§ **Problem statement**
Restate all of the entries exactly, dropping any pictures they hold.

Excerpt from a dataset
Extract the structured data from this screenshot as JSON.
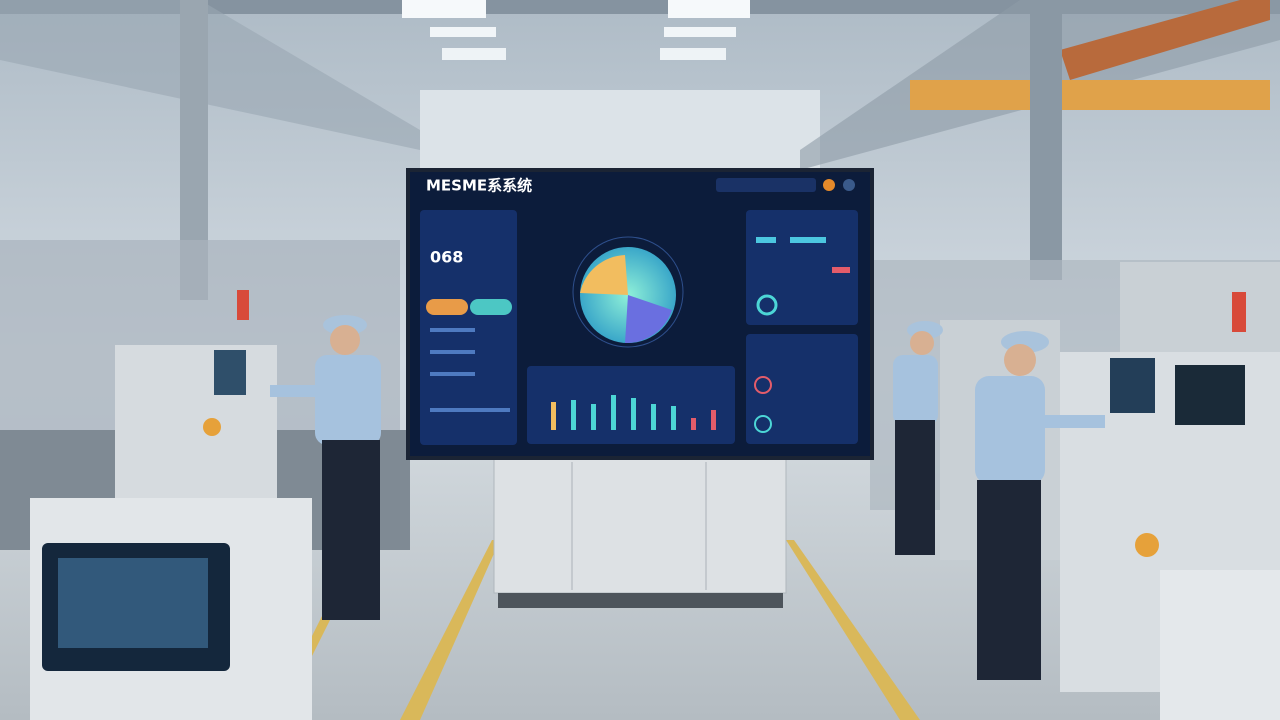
{
  "screen": {
    "title": "MESME系系统",
    "counter": "068"
  }
}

§ **Written solution**
Extract the structured data from this screenshot as JSON.
{
  "screen": {
    "title": "MESME系系统",
    "counter": "068"
  }
}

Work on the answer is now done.